Description of the task - Copy out each line that has "Possible" in it.

Exercise data -

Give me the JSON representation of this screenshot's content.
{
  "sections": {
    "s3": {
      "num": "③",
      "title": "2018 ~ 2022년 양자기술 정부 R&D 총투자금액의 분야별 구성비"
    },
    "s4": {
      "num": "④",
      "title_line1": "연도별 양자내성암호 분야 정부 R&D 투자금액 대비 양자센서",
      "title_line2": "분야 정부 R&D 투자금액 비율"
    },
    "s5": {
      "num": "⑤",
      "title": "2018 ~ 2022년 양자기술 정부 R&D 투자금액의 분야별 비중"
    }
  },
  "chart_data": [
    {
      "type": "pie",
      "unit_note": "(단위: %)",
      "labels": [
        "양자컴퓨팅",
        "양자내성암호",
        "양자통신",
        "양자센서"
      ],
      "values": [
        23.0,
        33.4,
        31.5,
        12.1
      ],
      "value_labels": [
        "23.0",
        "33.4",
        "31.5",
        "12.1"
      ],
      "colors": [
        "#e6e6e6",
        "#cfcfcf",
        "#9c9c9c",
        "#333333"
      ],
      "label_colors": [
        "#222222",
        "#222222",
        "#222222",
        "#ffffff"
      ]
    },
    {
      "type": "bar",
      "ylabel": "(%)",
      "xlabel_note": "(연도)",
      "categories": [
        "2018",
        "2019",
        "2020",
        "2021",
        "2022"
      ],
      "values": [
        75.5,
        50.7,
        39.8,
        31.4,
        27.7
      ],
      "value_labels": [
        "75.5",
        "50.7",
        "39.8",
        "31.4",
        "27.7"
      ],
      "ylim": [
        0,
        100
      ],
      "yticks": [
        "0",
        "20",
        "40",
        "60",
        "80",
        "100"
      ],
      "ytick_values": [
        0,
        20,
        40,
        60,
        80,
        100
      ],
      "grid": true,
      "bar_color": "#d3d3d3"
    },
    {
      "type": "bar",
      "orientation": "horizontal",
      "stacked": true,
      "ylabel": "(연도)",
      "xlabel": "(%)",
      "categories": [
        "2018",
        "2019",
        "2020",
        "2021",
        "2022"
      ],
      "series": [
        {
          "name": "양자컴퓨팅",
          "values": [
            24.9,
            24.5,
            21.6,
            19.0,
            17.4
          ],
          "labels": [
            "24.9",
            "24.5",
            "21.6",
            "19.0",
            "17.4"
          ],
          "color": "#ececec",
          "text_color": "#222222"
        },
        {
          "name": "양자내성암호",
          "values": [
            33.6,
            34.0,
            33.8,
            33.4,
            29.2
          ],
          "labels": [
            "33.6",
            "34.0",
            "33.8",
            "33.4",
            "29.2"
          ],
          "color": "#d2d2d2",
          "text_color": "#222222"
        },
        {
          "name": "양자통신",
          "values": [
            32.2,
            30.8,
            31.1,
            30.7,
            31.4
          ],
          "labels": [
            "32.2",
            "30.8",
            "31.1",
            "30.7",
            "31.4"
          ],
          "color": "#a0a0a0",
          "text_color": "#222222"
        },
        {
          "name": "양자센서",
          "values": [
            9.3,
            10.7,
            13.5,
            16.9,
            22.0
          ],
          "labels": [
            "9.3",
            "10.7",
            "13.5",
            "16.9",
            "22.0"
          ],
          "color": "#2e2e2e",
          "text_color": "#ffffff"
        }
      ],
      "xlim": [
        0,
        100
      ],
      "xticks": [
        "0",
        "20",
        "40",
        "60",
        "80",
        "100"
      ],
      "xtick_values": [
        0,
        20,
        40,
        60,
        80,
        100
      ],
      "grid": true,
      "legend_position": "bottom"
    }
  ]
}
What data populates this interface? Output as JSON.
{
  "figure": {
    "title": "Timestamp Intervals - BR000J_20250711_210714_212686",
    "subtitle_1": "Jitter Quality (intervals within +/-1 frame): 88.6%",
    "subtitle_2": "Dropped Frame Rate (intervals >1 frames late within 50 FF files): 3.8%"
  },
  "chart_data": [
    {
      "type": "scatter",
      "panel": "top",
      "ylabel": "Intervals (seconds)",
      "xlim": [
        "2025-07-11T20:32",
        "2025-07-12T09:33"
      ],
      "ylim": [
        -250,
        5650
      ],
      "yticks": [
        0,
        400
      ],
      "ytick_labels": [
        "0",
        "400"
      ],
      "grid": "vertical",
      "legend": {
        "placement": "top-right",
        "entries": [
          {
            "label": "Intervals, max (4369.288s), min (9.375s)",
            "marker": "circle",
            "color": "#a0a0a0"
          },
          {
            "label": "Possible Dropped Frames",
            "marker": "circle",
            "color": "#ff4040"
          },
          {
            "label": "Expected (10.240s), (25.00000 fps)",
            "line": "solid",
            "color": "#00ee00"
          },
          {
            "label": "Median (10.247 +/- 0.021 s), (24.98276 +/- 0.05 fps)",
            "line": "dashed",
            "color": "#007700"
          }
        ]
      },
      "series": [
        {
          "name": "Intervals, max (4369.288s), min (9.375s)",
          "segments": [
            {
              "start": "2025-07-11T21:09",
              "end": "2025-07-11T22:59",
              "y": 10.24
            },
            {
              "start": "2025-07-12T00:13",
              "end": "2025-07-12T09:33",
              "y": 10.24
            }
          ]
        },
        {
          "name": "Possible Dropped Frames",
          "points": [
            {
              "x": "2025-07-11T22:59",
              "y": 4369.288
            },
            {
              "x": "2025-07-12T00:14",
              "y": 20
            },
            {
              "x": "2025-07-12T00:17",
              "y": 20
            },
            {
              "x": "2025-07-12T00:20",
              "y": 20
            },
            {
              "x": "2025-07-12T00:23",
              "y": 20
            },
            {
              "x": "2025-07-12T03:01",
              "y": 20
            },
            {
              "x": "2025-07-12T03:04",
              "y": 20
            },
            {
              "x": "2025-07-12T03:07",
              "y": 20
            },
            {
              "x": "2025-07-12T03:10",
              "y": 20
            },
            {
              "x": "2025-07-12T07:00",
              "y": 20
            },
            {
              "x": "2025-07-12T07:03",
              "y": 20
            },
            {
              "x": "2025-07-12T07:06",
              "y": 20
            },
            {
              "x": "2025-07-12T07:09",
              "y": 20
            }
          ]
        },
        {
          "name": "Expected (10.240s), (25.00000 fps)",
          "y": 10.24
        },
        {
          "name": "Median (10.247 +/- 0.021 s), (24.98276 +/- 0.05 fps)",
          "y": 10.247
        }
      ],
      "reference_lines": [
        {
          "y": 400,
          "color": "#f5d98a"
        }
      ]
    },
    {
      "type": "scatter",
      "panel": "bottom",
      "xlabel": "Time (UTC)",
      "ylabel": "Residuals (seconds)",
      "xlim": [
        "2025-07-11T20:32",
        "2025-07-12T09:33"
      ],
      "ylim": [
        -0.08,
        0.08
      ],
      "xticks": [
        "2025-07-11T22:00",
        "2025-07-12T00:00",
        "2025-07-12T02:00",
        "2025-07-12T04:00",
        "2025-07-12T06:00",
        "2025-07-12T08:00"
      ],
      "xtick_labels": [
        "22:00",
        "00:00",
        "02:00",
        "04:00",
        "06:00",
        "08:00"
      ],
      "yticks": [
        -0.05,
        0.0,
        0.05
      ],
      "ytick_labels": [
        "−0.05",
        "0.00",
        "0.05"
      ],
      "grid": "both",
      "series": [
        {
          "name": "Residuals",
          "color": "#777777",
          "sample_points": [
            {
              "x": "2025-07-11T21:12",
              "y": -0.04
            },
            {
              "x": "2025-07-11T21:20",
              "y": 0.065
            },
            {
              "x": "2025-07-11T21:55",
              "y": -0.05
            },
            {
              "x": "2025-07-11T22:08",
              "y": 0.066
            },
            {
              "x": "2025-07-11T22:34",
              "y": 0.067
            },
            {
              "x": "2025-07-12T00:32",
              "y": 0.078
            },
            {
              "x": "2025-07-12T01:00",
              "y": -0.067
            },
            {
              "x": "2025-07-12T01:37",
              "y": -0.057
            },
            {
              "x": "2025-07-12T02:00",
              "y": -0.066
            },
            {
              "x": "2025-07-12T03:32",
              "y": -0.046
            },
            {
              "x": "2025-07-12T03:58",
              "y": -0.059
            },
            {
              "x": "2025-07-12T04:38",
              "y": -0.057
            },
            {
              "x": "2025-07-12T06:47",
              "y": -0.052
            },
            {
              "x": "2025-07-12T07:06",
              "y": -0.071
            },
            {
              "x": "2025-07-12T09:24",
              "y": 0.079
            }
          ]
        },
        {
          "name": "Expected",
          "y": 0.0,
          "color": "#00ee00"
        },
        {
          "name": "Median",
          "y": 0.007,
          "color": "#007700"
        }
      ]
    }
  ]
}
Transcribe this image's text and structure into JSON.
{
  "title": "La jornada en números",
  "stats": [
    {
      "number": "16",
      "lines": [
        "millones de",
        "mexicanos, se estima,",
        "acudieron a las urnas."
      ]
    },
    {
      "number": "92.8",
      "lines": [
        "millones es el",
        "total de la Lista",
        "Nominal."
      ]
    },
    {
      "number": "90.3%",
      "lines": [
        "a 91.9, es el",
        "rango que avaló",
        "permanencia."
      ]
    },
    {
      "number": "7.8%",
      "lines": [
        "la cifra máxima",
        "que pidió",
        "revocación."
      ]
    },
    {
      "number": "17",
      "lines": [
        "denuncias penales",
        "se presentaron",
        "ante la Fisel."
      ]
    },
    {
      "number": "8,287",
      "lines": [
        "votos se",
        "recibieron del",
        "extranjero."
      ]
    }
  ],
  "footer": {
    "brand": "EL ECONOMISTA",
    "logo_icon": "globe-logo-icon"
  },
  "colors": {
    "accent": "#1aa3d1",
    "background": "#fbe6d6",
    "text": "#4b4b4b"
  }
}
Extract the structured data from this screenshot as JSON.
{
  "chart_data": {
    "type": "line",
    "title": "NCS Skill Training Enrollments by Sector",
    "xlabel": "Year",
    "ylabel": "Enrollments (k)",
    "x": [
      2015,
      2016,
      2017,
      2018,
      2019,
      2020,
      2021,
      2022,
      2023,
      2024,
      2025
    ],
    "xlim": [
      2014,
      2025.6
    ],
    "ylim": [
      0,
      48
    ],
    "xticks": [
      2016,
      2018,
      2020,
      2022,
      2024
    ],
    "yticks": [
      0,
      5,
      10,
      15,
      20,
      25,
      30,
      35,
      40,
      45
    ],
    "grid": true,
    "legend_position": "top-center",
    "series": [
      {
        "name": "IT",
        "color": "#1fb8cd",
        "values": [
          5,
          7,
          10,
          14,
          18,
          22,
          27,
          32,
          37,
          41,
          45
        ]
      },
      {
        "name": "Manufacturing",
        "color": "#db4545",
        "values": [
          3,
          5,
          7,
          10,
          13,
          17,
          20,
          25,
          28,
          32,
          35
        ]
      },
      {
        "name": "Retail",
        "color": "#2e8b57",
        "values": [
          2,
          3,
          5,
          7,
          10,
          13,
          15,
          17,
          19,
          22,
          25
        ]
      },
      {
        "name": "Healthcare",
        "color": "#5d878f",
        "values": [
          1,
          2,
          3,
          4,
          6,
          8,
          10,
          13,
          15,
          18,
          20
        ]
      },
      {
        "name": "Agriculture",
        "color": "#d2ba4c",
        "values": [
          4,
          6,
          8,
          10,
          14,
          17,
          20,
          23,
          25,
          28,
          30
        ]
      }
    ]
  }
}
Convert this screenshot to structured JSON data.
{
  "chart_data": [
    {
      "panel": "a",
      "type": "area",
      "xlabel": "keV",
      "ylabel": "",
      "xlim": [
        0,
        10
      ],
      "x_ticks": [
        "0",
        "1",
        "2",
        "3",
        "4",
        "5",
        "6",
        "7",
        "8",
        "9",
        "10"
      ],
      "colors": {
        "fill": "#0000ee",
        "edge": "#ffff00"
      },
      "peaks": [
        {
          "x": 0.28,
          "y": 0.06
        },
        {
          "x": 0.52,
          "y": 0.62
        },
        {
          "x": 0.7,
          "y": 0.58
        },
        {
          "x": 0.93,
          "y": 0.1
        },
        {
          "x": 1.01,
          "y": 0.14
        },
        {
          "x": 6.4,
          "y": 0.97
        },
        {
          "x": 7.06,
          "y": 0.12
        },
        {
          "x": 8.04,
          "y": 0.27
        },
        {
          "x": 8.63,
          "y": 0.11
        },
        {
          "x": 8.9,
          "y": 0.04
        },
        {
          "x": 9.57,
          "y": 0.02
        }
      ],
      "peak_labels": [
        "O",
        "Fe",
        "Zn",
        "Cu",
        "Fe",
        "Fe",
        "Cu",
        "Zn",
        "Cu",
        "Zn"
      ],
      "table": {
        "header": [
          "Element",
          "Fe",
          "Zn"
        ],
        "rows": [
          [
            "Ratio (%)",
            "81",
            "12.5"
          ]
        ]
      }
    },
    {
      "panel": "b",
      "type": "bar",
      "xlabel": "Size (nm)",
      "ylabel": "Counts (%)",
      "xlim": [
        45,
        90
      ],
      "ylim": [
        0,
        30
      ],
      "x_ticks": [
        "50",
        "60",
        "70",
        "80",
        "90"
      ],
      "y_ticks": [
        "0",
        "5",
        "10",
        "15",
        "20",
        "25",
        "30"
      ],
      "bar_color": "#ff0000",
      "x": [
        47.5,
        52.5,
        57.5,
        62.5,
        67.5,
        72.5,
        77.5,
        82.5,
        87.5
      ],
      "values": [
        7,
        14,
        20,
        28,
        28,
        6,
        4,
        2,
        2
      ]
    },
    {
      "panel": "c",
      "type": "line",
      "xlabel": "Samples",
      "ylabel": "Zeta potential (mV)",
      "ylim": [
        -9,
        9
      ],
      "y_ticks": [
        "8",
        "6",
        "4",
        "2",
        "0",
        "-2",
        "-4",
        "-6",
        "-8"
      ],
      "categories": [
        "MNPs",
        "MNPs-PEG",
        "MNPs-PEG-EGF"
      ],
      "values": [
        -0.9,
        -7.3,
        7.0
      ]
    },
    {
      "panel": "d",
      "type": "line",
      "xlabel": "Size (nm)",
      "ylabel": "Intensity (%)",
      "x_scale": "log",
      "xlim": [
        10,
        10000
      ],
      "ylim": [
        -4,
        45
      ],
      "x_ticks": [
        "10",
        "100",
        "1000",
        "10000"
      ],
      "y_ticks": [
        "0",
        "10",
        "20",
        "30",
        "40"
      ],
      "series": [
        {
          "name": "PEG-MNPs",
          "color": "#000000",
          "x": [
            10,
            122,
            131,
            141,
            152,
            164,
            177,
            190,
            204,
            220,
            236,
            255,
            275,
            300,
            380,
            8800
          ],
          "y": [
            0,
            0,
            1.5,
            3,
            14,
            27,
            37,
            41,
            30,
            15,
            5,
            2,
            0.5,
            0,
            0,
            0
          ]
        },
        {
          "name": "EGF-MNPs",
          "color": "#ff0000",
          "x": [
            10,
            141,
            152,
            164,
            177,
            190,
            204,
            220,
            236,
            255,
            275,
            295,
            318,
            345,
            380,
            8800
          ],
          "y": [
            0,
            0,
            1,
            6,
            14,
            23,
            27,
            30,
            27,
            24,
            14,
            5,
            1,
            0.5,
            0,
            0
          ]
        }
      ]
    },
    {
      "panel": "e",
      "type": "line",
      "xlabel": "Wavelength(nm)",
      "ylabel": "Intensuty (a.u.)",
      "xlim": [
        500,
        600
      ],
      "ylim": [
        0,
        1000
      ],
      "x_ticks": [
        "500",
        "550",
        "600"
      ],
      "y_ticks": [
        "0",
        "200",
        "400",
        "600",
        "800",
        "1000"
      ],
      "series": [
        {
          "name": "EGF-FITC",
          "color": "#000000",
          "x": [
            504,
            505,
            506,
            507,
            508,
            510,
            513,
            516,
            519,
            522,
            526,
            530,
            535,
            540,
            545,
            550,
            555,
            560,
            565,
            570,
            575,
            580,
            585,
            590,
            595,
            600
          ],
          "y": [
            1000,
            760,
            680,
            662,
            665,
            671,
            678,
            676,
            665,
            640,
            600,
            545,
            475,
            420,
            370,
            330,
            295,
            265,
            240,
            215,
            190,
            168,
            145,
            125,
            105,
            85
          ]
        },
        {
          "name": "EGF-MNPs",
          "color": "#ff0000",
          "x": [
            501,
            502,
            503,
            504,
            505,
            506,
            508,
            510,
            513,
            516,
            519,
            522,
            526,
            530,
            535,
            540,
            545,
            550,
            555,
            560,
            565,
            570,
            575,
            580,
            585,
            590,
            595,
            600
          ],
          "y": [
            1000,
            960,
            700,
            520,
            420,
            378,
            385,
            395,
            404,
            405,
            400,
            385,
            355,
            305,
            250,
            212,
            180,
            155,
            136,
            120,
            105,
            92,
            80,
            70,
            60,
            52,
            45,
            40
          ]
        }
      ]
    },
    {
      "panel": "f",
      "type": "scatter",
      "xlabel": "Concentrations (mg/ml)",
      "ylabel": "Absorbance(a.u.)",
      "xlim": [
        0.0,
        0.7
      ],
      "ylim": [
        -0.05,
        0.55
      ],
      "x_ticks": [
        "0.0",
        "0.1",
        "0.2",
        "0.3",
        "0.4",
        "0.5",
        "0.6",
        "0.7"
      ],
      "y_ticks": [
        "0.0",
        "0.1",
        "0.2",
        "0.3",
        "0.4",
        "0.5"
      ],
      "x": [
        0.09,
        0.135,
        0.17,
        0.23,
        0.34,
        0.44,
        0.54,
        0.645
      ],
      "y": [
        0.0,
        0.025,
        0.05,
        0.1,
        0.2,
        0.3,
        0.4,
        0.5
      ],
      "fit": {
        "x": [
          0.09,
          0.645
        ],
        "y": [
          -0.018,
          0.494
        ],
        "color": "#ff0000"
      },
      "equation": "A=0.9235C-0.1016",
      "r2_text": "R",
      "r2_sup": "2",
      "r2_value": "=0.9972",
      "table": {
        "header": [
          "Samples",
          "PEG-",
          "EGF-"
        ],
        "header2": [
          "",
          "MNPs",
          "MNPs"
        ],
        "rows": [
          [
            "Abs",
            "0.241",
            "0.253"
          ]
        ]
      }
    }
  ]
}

Full response -
            "label": "Possible Dropped Frames",
          "name": "Possible Dropped Frames",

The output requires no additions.